• THE EXERCISE
Your answer must consist solely of the number of lines that contain the word "suffix".
* start DATASET RECORDS *
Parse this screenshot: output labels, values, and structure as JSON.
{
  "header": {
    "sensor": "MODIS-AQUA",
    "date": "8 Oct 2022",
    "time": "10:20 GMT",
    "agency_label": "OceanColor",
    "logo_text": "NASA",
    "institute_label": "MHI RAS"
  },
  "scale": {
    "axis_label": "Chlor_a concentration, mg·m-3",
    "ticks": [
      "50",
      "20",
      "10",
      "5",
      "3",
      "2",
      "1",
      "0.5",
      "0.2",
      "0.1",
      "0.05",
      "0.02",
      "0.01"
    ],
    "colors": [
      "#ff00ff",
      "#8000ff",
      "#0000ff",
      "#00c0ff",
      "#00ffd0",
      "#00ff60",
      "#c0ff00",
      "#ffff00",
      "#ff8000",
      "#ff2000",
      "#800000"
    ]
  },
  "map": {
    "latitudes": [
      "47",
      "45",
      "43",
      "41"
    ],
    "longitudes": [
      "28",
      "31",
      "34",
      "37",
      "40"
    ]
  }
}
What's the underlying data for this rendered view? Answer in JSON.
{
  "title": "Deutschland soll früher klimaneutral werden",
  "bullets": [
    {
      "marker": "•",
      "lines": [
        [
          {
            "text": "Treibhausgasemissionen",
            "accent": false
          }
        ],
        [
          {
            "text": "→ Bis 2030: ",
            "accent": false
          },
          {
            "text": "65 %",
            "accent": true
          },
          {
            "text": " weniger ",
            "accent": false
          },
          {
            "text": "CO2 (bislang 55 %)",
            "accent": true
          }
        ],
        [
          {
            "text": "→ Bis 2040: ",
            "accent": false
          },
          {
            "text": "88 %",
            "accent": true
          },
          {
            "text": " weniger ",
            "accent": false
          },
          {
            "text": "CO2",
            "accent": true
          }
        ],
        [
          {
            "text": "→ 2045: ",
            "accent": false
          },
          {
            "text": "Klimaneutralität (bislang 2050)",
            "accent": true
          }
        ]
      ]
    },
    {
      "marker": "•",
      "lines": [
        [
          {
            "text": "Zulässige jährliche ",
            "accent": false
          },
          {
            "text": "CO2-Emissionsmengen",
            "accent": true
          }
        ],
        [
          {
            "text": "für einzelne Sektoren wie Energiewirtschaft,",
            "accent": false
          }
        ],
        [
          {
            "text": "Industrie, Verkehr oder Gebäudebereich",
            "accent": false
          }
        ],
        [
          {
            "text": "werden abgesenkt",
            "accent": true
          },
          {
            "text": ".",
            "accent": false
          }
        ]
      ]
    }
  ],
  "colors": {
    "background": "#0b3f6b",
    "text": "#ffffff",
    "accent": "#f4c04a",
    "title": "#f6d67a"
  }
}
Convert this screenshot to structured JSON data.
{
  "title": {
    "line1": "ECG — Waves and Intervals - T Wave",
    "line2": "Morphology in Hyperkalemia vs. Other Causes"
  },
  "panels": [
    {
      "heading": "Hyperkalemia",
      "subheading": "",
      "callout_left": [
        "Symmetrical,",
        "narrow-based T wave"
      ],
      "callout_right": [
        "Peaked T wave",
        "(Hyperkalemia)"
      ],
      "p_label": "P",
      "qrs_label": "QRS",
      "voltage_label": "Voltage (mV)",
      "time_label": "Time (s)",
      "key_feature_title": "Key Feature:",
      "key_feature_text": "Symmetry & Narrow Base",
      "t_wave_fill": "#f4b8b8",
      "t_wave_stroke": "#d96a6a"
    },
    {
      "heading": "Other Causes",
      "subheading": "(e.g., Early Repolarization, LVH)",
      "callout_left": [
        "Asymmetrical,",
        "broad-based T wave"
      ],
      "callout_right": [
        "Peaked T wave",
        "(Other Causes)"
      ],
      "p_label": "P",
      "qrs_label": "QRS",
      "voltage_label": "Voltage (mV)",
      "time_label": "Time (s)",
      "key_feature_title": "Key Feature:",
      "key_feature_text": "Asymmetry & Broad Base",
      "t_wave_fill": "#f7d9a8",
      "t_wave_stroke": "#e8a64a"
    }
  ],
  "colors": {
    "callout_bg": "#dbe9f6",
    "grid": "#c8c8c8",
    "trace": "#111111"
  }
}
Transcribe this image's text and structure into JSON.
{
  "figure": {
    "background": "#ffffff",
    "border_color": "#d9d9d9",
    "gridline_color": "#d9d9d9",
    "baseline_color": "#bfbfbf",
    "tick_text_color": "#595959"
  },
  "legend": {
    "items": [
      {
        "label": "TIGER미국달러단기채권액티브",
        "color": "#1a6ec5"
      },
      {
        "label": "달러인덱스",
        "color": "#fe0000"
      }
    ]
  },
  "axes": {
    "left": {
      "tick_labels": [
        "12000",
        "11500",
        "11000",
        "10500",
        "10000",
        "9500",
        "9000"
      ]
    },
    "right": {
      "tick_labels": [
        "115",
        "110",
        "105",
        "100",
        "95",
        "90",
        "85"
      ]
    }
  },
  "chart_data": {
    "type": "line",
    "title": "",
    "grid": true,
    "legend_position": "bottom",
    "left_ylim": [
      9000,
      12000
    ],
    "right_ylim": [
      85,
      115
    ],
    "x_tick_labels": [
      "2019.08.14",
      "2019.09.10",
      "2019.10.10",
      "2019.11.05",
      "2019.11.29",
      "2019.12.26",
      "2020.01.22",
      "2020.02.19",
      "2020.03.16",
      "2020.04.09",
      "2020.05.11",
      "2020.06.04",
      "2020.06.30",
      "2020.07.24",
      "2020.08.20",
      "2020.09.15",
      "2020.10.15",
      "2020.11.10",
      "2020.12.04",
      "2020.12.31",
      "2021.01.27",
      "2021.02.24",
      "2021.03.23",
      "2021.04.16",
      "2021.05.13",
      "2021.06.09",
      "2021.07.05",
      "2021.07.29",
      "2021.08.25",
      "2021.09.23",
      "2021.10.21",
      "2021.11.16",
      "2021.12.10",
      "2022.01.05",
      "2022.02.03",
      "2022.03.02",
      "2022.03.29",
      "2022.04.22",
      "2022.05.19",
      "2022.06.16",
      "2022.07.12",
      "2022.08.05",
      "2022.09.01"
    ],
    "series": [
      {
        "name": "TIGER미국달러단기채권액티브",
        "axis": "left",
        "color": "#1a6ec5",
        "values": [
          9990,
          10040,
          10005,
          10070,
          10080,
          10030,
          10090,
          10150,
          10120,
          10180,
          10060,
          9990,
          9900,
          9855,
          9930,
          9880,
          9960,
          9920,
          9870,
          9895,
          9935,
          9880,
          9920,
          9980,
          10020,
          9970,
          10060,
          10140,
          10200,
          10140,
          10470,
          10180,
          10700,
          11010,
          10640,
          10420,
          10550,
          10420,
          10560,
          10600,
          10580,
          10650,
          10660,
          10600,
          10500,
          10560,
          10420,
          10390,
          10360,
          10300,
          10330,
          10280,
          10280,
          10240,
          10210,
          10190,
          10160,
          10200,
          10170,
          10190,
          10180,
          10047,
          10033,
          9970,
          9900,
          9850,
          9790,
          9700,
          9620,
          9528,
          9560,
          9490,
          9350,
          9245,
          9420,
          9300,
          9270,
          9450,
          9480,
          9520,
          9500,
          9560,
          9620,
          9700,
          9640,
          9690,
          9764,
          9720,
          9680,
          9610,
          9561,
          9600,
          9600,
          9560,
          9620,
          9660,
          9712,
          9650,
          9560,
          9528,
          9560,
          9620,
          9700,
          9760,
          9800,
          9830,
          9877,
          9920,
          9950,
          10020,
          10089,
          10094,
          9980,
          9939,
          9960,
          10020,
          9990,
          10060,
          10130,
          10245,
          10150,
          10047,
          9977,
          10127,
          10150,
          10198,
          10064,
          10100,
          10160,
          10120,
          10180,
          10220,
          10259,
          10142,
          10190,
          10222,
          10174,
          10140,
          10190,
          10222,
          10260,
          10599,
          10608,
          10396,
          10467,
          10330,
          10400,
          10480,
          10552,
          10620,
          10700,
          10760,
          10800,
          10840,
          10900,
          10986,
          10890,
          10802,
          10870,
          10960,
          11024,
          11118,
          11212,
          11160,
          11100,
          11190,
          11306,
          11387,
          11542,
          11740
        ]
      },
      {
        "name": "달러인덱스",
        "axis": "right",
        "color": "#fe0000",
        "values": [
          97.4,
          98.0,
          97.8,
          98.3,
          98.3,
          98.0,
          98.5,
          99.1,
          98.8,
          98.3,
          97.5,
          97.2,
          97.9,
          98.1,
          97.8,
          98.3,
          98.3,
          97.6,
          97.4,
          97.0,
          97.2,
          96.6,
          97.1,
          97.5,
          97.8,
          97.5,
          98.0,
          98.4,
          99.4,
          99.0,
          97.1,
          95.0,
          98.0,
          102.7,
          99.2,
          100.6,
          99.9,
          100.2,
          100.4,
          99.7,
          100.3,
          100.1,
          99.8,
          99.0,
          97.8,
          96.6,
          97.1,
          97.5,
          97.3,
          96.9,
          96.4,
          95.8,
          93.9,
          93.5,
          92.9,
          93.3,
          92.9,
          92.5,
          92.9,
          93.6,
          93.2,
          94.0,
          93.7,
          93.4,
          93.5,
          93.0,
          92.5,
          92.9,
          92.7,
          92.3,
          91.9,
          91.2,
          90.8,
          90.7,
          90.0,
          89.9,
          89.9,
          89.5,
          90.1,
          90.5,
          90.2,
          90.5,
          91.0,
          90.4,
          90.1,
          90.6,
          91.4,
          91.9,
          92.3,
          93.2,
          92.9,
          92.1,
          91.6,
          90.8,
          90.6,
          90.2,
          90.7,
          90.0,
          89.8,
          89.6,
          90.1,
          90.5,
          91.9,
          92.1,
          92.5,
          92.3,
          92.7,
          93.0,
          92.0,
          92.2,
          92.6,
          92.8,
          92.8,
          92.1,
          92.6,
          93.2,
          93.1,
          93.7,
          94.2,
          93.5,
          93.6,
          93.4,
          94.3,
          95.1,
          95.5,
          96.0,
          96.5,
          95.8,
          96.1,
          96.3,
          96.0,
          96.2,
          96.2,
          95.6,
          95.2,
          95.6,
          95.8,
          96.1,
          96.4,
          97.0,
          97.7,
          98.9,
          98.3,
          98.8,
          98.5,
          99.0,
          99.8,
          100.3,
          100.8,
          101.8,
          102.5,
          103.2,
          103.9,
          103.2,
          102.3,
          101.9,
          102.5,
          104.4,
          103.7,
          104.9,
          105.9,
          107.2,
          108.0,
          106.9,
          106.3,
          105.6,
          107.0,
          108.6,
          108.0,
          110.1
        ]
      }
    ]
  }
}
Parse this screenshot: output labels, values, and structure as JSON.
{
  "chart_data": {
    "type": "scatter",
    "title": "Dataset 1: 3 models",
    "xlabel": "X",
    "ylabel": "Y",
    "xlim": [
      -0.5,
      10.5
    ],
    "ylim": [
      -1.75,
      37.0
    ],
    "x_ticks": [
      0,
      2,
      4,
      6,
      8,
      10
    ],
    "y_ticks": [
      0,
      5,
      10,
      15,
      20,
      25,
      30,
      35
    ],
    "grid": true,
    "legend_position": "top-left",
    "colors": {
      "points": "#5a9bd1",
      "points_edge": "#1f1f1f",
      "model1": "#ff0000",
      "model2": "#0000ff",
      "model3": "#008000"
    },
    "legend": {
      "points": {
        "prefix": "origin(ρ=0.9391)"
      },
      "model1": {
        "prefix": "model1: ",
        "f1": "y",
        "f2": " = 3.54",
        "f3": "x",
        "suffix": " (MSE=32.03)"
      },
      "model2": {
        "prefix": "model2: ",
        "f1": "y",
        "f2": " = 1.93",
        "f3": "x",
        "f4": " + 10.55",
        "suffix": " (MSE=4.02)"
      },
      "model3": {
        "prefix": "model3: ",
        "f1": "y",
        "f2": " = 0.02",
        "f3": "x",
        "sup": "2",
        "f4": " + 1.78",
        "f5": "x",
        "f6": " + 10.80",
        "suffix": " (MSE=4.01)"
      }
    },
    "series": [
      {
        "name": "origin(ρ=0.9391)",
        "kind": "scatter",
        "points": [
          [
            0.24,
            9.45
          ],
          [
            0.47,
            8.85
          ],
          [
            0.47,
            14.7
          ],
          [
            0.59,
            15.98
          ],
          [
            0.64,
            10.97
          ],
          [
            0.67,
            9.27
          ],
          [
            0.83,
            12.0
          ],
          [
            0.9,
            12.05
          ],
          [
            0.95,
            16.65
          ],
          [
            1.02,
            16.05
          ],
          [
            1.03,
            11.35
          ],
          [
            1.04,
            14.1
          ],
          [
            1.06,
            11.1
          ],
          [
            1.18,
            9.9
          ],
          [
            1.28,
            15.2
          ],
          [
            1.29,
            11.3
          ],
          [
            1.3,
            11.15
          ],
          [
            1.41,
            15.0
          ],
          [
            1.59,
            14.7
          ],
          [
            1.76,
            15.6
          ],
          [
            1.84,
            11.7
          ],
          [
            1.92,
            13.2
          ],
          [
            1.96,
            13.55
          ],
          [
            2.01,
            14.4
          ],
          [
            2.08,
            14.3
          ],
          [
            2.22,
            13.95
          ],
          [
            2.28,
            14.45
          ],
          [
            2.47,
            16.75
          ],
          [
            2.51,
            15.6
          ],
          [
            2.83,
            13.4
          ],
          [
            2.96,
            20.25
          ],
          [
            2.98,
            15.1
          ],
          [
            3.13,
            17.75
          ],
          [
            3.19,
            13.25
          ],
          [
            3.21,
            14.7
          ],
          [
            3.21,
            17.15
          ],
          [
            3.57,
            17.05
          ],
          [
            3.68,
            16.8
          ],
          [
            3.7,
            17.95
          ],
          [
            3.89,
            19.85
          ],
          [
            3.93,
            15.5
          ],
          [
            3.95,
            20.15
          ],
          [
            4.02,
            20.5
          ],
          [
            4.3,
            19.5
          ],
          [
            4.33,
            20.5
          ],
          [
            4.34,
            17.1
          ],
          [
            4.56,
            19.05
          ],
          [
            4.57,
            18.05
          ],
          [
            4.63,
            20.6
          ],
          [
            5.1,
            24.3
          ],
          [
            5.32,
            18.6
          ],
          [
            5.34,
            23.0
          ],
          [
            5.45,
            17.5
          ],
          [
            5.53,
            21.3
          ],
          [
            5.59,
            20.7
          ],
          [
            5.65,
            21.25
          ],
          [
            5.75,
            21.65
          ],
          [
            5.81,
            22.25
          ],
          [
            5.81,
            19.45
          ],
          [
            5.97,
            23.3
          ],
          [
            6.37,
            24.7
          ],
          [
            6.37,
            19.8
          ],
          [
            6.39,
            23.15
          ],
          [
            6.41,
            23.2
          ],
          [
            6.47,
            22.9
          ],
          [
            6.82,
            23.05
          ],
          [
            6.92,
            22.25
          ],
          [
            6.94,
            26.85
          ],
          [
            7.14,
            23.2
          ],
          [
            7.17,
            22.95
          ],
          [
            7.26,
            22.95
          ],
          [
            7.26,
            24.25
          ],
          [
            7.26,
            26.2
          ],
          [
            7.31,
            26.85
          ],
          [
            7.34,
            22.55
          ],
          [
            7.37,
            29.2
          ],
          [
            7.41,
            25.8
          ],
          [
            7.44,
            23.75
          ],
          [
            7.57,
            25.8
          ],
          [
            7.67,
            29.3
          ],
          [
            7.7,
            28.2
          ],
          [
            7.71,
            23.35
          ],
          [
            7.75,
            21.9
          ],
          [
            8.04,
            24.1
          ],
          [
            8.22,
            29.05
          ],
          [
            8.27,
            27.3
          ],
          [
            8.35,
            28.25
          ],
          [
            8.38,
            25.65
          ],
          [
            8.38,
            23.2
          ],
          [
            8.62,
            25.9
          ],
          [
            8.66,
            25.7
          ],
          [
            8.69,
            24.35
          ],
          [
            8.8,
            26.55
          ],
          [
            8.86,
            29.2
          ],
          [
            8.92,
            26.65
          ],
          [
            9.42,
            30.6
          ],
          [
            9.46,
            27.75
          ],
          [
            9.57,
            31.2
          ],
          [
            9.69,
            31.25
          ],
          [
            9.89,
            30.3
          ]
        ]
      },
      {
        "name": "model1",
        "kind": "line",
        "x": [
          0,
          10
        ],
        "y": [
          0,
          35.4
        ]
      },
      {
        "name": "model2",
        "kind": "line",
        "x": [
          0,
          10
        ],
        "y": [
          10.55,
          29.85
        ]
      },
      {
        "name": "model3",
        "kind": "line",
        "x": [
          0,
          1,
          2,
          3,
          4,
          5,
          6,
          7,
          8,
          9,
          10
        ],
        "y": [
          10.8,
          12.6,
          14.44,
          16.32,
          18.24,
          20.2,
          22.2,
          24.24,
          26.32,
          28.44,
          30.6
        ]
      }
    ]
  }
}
* end DATASET RECORDS *
• SOLUTION TO THE PROBLEM
3